* _Excerpted data_
※

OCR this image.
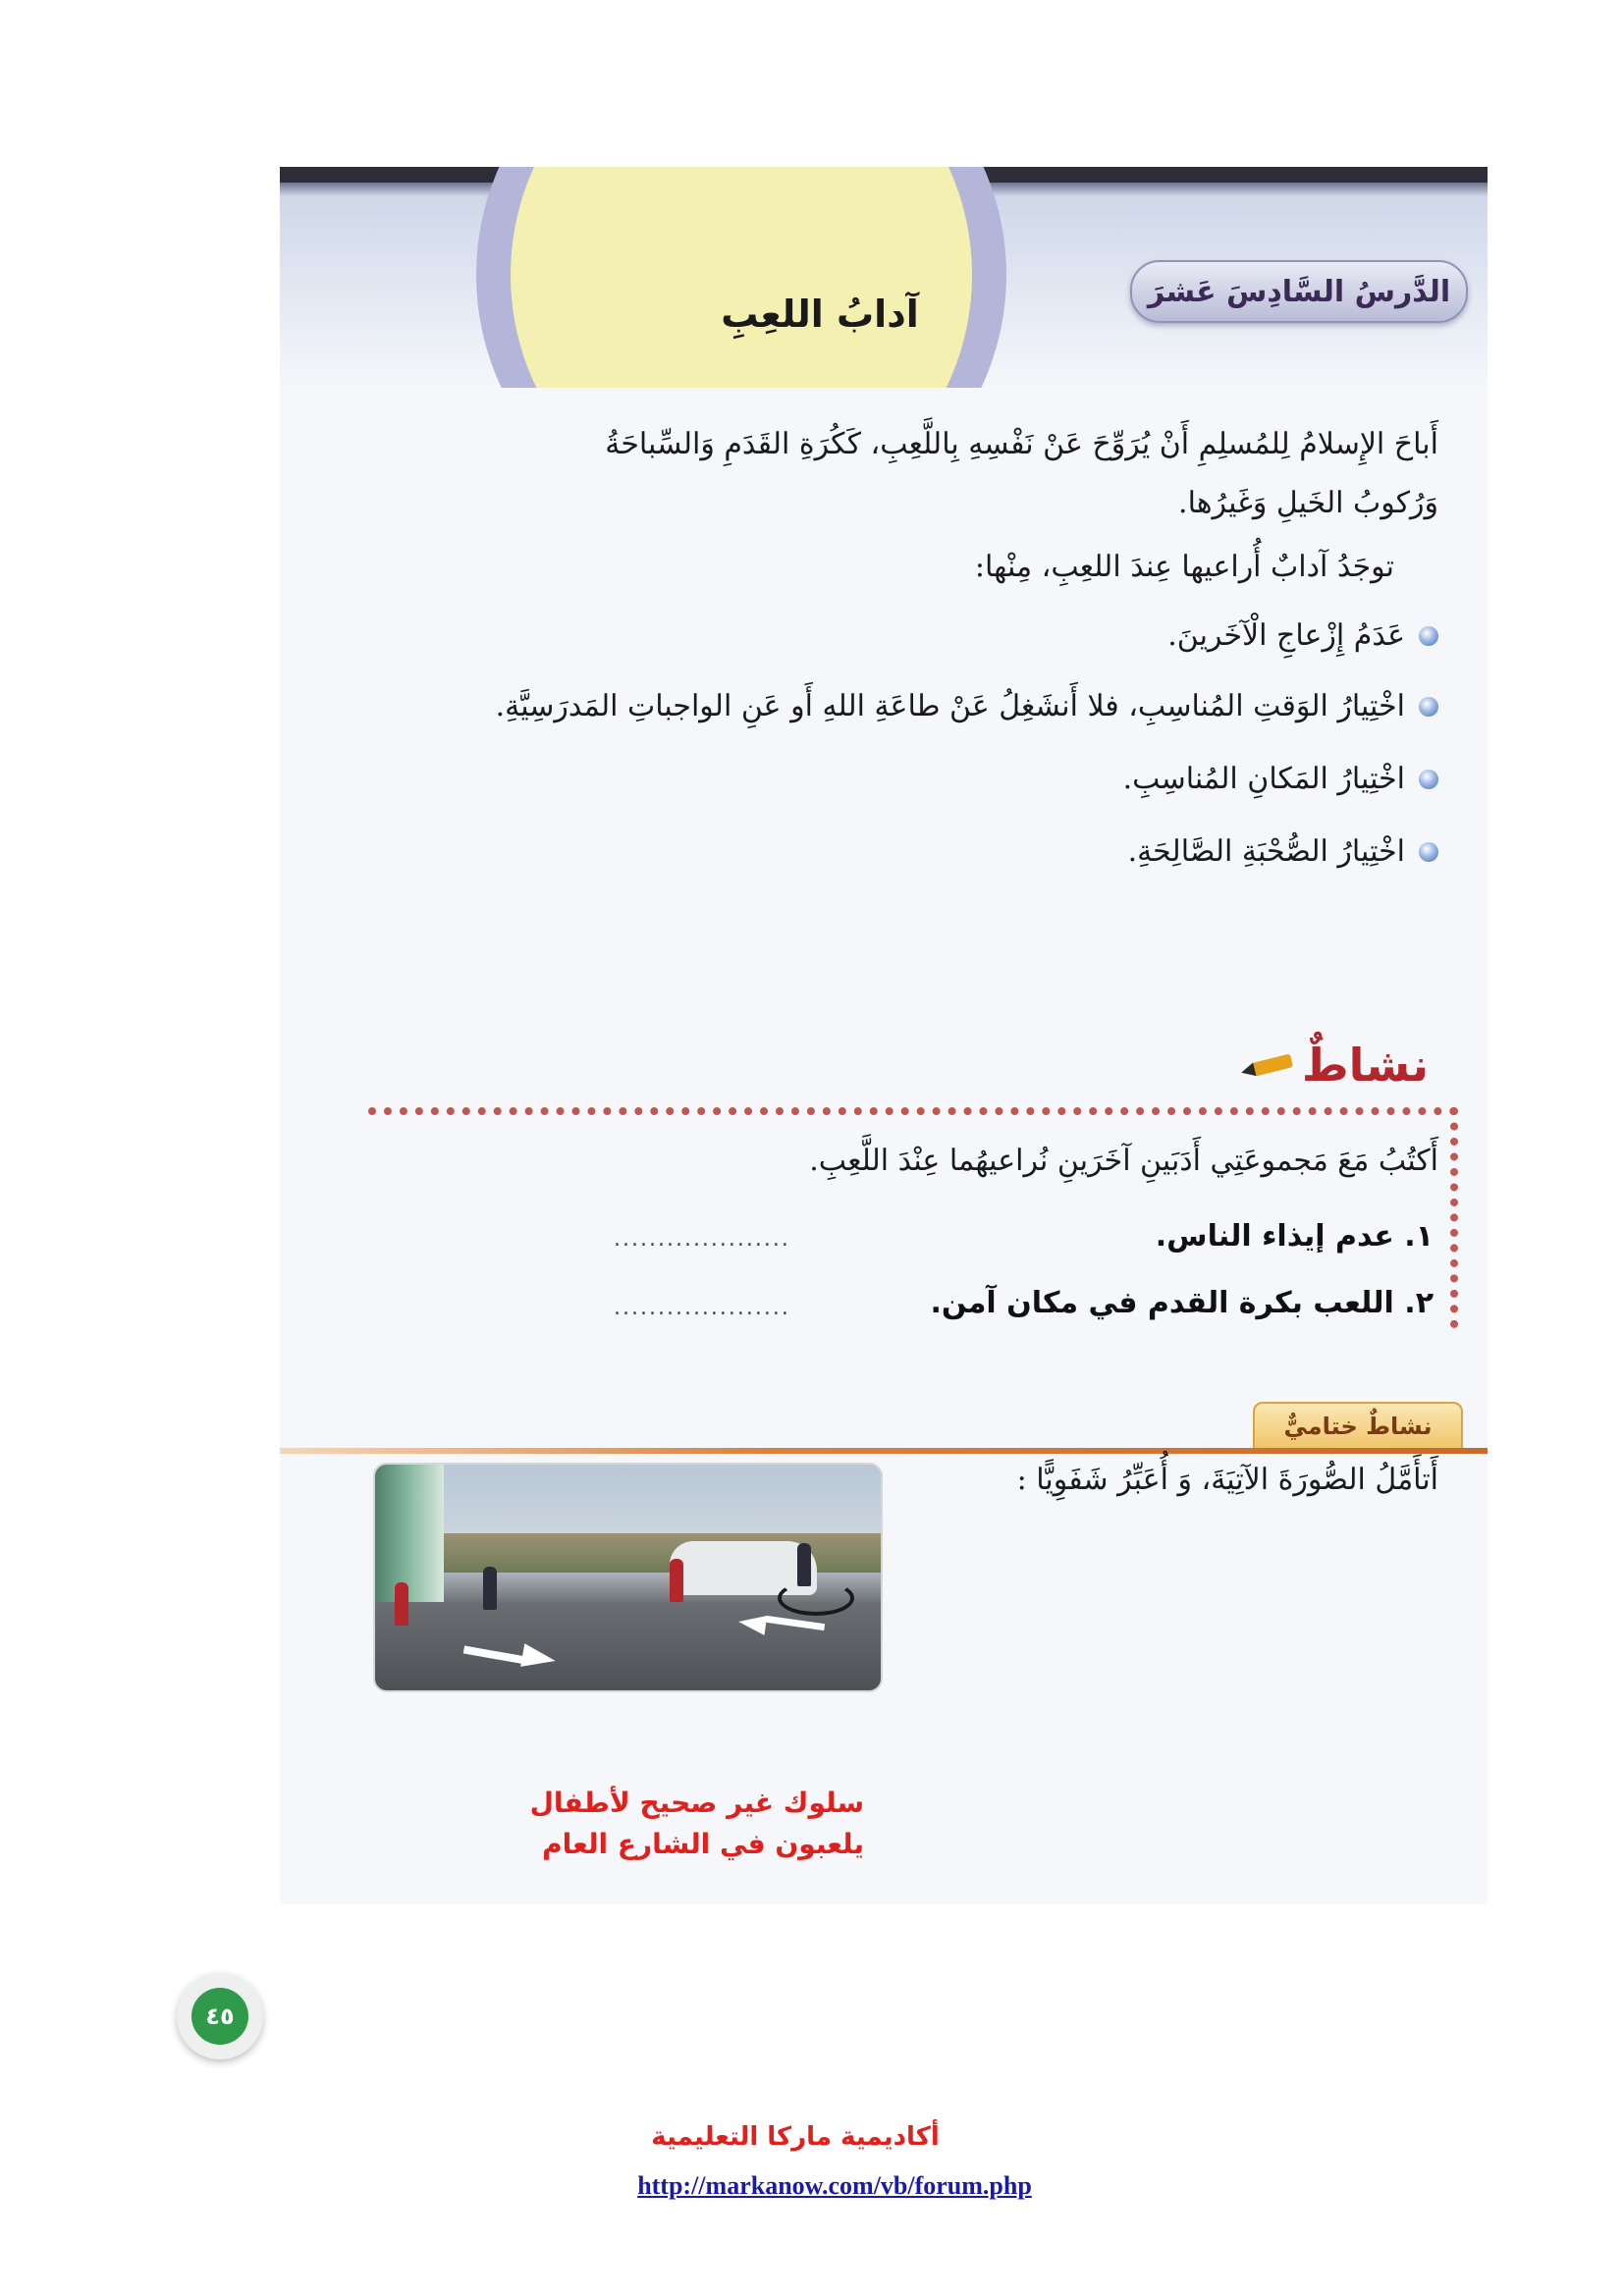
الدَّرسُ السَّادِسَ عَشرَ
آدابُ اللعِبِ
أَباحَ الإِسلامُ لِلمُسلِمِ أَنْ يُرَوِّحَ عَنْ نَفْسِهِ بِاللَّعِبِ، كَكُرَةِ القَدَمِ وَالسِّباحَةُ
وَرُكوبُ الخَيلِ وَغَيرُها.
توجَدُ آدابٌ أُراعيها عِندَ اللعِبِ، مِنْها:
عَدَمُ إِزْعاجِ الْآخَرينَ.
اخْتِيارُ الوَقتِ المُناسِبِ، فلا أَنشَغِلُ عَنْ طاعَةِ اللهِ أَو عَنِ الواجباتِ المَدرَسِيَّةِ.
اخْتِيارُ المَكانِ المُناسِبِ.
اخْتِيارُ الصُّحْبَةِ الصَّالِحَةِ.
نشاطٌ
أَكتُبُ مَعَ مَجموعَتِي أَدَبَينِ آخَرَينِ نُراعيهُما عِنْدَ اللَّعِبِ.
١. عدم إيذاء الناس.
....................
٢. اللعب بكرة القدم في مكان آمن.
....................
نشاطٌ ختاميٌّ
أَتأَمَّلُ الصُّورَةَ الآتِيَةَ، وَ أُعَبِّرُ شَفَوِيًّا :
سلوك غير صحيح لأطفال
يلعبون في الشارع العام
٤٥
أكاديمية ماركا التعليمية
http://markanow.com/vb/forum.php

※

* _Objective_
Copy the material shown above in full and exactly. Skip the pictures.

* _Expected output_
OCR this image.
الدَّرسُ السَّادِسَ عَشرَ
آدابُ اللعِبِ
أَباحَ الإِسلامُ لِلمُسلِمِ أَنْ يُرَوِّحَ عَنْ نَفْسِهِ بِاللَّعِبِ، كَكُرَةِ القَدَمِ وَالسِّباحَةُ
وَرُكوبُ الخَيلِ وَغَيرُها.
توجَدُ آدابٌ أُراعيها عِندَ اللعِبِ، مِنْها:
عَدَمُ إِزْعاجِ الْآخَرينَ.
اخْتِيارُ الوَقتِ المُناسِبِ، فلا أَنشَغِلُ عَنْ طاعَةِ اللهِ أَو عَنِ الواجباتِ المَدرَسِيَّةِ.
اخْتِيارُ المَكانِ المُناسِبِ.
اخْتِيارُ الصُّحْبَةِ الصَّالِحَةِ.
نشاطٌ
أَكتُبُ مَعَ مَجموعَتِي أَدَبَينِ آخَرَينِ نُراعيهُما عِنْدَ اللَّعِبِ.
١. عدم إيذاء الناس.
....................
٢. اللعب بكرة القدم في مكان آمن.
....................
نشاطٌ ختاميٌّ
أَتأَمَّلُ الصُّورَةَ الآتِيَةَ، وَ أُعَبِّرُ شَفَوِيًّا :
سلوك غير صحيح لأطفال
يلعبون في الشارع العام
٤٥
أكاديمية ماركا التعليمية
http://markanow.com/vb/forum.php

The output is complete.